**TASK MATERIAL:**
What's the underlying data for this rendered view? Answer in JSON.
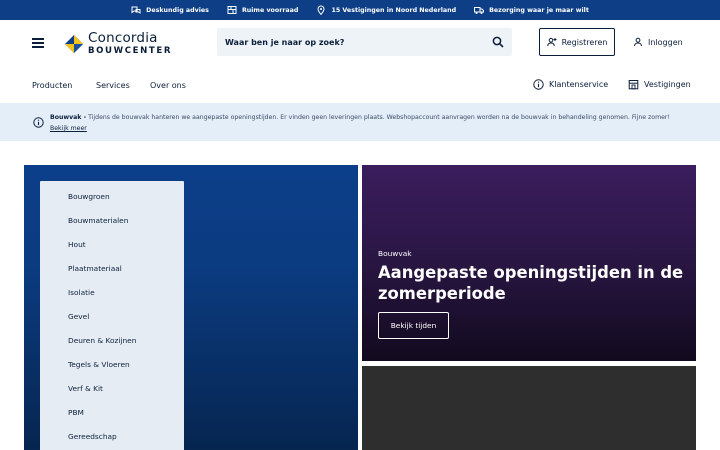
{
  "usp": [
    {
      "label": "Deskundig advies",
      "icon": "advice-icon"
    },
    {
      "label": "Ruime voorraad",
      "icon": "stock-icon"
    },
    {
      "label": "15 Vestigingen in Noord Nederland",
      "icon": "location-pin-icon"
    },
    {
      "label": "Bezorging waar je maar wilt",
      "icon": "truck-icon"
    }
  ],
  "header": {
    "logo_top": "Concordia",
    "logo_bottom": "BOUWCENTER",
    "search_placeholder": "Waar ben je naar op zoek?",
    "register_label": "Registreren",
    "login_label": "Inloggen"
  },
  "nav": {
    "items": [
      "Producten",
      "Services",
      "Over ons"
    ],
    "customer_service": "Klantenservice",
    "locations": "Vestigingen"
  },
  "notice": {
    "title": "Bouwvak -",
    "text": "Tijdens de bouwvak hanteren we aangepaste openingstijden. Er vinden geen leveringen plaats. Webshopaccount aanvragen worden na de bouwvak in behandeling genomen. Fijne zomer!",
    "link": "Bekijk meer"
  },
  "categories": [
    "Bouwgroen",
    "Bouwmaterialen",
    "Hout",
    "Plaatmateriaal",
    "Isolatie",
    "Gevel",
    "Deuren & Kozijnen",
    "Tegels & Vloeren",
    "Verf & Kit",
    "PBM",
    "Gereedschap"
  ],
  "promo": {
    "kicker": "Bouwvak",
    "title": "Aangepaste openingstijden in de zomerperiode",
    "button": "Bekijk tijden"
  },
  "colors": {
    "usp_bar": "#0e3f86",
    "notice_bg": "#e4eef9",
    "text_dark": "#0b1f3a",
    "hero_blue": "#0c3f8a",
    "promo_purple": "#3b1d5e",
    "logo_yellow": "#f4c21b"
  }
}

**WORK ORDER:** Only the pictures are to be left out; everything else in the entries above must be duplicated exactly.

**YOUR SOLUTION:**
What's the underlying data for this rendered view? Answer in JSON.
{
  "usp": [
    {
      "label": "Deskundig advies",
      "icon": "advice-icon"
    },
    {
      "label": "Ruime voorraad",
      "icon": "stock-icon"
    },
    {
      "label": "15 Vestigingen in Noord Nederland",
      "icon": "location-pin-icon"
    },
    {
      "label": "Bezorging waar je maar wilt",
      "icon": "truck-icon"
    }
  ],
  "header": {
    "logo_top": "Concordia",
    "logo_bottom": "BOUWCENTER",
    "search_placeholder": "Waar ben je naar op zoek?",
    "register_label": "Registreren",
    "login_label": "Inloggen"
  },
  "nav": {
    "items": [
      "Producten",
      "Services",
      "Over ons"
    ],
    "customer_service": "Klantenservice",
    "locations": "Vestigingen"
  },
  "notice": {
    "title": "Bouwvak -",
    "text": "Tijdens de bouwvak hanteren we aangepaste openingstijden. Er vinden geen leveringen plaats. Webshopaccount aanvragen worden na de bouwvak in behandeling genomen. Fijne zomer!",
    "link": "Bekijk meer"
  },
  "categories": [
    "Bouwgroen",
    "Bouwmaterialen",
    "Hout",
    "Plaatmateriaal",
    "Isolatie",
    "Gevel",
    "Deuren & Kozijnen",
    "Tegels & Vloeren",
    "Verf & Kit",
    "PBM",
    "Gereedschap"
  ],
  "promo": {
    "kicker": "Bouwvak",
    "title": "Aangepaste openingstijden in de zomerperiode",
    "button": "Bekijk tijden"
  },
  "colors": {
    "usp_bar": "#0e3f86",
    "notice_bg": "#e4eef9",
    "text_dark": "#0b1f3a",
    "hero_blue": "#0c3f8a",
    "promo_purple": "#3b1d5e",
    "logo_yellow": "#f4c21b"
  }
}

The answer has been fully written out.